▶ The task
Give the data again, word for word.

▶ Rows
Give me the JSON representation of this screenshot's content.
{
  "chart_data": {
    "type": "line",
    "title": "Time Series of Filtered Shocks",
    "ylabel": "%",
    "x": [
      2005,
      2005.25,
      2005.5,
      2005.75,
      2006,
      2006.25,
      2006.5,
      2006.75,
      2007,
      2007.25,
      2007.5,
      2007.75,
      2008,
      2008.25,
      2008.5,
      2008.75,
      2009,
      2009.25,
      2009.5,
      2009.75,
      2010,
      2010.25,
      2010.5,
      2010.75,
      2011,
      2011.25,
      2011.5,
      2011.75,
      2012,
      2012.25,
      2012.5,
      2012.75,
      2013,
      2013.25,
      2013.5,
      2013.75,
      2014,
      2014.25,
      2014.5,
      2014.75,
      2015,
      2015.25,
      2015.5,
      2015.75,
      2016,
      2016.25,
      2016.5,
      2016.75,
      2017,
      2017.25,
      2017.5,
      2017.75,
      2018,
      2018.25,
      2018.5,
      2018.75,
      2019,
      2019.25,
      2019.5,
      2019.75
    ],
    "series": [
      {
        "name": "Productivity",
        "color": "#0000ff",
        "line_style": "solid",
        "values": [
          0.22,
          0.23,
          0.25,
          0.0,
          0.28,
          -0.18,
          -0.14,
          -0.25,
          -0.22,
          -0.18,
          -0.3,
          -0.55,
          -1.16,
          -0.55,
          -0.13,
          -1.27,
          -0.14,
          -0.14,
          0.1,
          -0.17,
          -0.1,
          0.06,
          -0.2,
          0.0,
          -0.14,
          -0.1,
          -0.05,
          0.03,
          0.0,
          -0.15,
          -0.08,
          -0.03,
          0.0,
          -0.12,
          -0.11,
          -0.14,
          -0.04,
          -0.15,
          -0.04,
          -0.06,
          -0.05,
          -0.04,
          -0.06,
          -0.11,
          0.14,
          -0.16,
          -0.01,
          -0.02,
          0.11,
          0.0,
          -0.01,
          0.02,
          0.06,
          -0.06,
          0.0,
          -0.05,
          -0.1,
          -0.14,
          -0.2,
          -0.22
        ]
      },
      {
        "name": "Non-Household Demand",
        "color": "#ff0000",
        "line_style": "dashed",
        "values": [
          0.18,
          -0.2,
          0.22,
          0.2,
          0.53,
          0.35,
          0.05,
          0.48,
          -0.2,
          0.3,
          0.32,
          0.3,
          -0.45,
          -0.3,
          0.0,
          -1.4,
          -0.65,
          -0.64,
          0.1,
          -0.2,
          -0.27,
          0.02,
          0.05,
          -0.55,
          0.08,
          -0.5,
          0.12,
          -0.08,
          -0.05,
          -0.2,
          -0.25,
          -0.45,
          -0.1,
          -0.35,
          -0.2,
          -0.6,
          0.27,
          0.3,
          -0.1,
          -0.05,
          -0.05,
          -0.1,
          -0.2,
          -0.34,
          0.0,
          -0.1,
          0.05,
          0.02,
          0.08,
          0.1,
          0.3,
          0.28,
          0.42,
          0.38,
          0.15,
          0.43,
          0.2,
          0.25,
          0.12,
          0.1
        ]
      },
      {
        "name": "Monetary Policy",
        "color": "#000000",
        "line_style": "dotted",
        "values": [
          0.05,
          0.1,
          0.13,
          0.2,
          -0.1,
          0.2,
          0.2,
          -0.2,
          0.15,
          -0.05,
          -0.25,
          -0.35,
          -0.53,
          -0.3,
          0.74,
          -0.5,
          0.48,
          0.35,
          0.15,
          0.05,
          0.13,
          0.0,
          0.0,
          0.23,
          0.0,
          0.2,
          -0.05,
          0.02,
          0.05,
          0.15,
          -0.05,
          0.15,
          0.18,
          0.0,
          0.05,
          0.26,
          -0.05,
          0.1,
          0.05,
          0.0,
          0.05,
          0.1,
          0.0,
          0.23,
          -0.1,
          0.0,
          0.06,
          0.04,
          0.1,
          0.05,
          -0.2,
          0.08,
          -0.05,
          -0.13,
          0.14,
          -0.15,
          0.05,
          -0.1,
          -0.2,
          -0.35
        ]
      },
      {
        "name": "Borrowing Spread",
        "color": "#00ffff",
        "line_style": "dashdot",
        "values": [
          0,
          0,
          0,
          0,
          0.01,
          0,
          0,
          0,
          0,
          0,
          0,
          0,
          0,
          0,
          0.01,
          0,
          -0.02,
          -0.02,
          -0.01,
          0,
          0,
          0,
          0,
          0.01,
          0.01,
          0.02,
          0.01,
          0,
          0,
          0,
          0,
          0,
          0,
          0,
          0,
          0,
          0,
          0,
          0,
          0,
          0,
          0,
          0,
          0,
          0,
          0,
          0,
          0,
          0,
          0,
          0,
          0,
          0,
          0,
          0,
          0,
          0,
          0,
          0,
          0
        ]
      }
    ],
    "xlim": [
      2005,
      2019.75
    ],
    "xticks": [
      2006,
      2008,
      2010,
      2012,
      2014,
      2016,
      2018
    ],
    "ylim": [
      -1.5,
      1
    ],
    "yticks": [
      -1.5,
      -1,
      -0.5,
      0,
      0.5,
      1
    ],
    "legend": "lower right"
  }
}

▶ Response to this exercise
Give me the JSON representation of this screenshot's content.
{
  "chart_data": {
    "type": "line",
    "title": "Time Series of Filtered Shocks",
    "ylabel": "%",
    "x": [
      2005,
      2005.25,
      2005.5,
      2005.75,
      2006,
      2006.25,
      2006.5,
      2006.75,
      2007,
      2007.25,
      2007.5,
      2007.75,
      2008,
      2008.25,
      2008.5,
      2008.75,
      2009,
      2009.25,
      2009.5,
      2009.75,
      2010,
      2010.25,
      2010.5,
      2010.75,
      2011,
      2011.25,
      2011.5,
      2011.75,
      2012,
      2012.25,
      2012.5,
      2012.75,
      2013,
      2013.25,
      2013.5,
      2013.75,
      2014,
      2014.25,
      2014.5,
      2014.75,
      2015,
      2015.25,
      2015.5,
      2015.75,
      2016,
      2016.25,
      2016.5,
      2016.75,
      2017,
      2017.25,
      2017.5,
      2017.75,
      2018,
      2018.25,
      2018.5,
      2018.75,
      2019,
      2019.25,
      2019.5,
      2019.75
    ],
    "series": [
      {
        "name": "Productivity",
        "color": "#0000ff",
        "line_style": "solid",
        "values": [
          0.22,
          0.23,
          0.25,
          0.0,
          0.28,
          -0.18,
          -0.14,
          -0.25,
          -0.22,
          -0.18,
          -0.3,
          -0.55,
          -1.16,
          -0.55,
          -0.13,
          -1.27,
          -0.14,
          -0.14,
          0.1,
          -0.17,
          -0.1,
          0.06,
          -0.2,
          0.0,
          -0.14,
          -0.1,
          -0.05,
          0.03,
          0.0,
          -0.15,
          -0.08,
          -0.03,
          0.0,
          -0.12,
          -0.11,
          -0.14,
          -0.04,
          -0.15,
          -0.04,
          -0.06,
          -0.05,
          -0.04,
          -0.06,
          -0.11,
          0.14,
          -0.16,
          -0.01,
          -0.02,
          0.11,
          0.0,
          -0.01,
          0.02,
          0.06,
          -0.06,
          0.0,
          -0.05,
          -0.1,
          -0.14,
          -0.2,
          -0.22
        ]
      },
      {
        "name": "Non-Household Demand",
        "color": "#ff0000",
        "line_style": "dashed",
        "values": [
          0.18,
          -0.2,
          0.22,
          0.2,
          0.53,
          0.35,
          0.05,
          0.48,
          -0.2,
          0.3,
          0.32,
          0.3,
          -0.45,
          -0.3,
          0.0,
          -1.4,
          -0.65,
          -0.64,
          0.1,
          -0.2,
          -0.27,
          0.02,
          0.05,
          -0.55,
          0.08,
          -0.5,
          0.12,
          -0.08,
          -0.05,
          -0.2,
          -0.25,
          -0.45,
          -0.1,
          -0.35,
          -0.2,
          -0.6,
          0.27,
          0.3,
          -0.1,
          -0.05,
          -0.05,
          -0.1,
          -0.2,
          -0.34,
          0.0,
          -0.1,
          0.05,
          0.02,
          0.08,
          0.1,
          0.3,
          0.28,
          0.42,
          0.38,
          0.15,
          0.43,
          0.2,
          0.25,
          0.12,
          0.1
        ]
      },
      {
        "name": "Monetary Policy",
        "color": "#000000",
        "line_style": "dotted",
        "values": [
          0.05,
          0.1,
          0.13,
          0.2,
          -0.1,
          0.2,
          0.2,
          -0.2,
          0.15,
          -0.05,
          -0.25,
          -0.35,
          -0.53,
          -0.3,
          0.74,
          -0.5,
          0.48,
          0.35,
          0.15,
          0.05,
          0.13,
          0.0,
          0.0,
          0.23,
          0.0,
          0.2,
          -0.05,
          0.02,
          0.05,
          0.15,
          -0.05,
          0.15,
          0.18,
          0.0,
          0.05,
          0.26,
          -0.05,
          0.1,
          0.05,
          0.0,
          0.05,
          0.1,
          0.0,
          0.23,
          -0.1,
          0.0,
          0.06,
          0.04,
          0.1,
          0.05,
          -0.2,
          0.08,
          -0.05,
          -0.13,
          0.14,
          -0.15,
          0.05,
          -0.1,
          -0.2,
          -0.35
        ]
      },
      {
        "name": "Borrowing Spread",
        "color": "#00ffff",
        "line_style": "dashdot",
        "values": [
          0,
          0,
          0,
          0,
          0.01,
          0,
          0,
          0,
          0,
          0,
          0,
          0,
          0,
          0,
          0.01,
          0,
          -0.02,
          -0.02,
          -0.01,
          0,
          0,
          0,
          0,
          0.01,
          0.01,
          0.02,
          0.01,
          0,
          0,
          0,
          0,
          0,
          0,
          0,
          0,
          0,
          0,
          0,
          0,
          0,
          0,
          0,
          0,
          0,
          0,
          0,
          0,
          0,
          0,
          0,
          0,
          0,
          0,
          0,
          0,
          0,
          0,
          0,
          0,
          0
        ]
      }
    ],
    "xlim": [
      2005,
      2019.75
    ],
    "xticks": [
      2006,
      2008,
      2010,
      2012,
      2014,
      2016,
      2018
    ],
    "ylim": [
      -1.5,
      1
    ],
    "yticks": [
      -1.5,
      -1,
      -0.5,
      0,
      0.5,
      1
    ],
    "legend": "lower right"
  }
}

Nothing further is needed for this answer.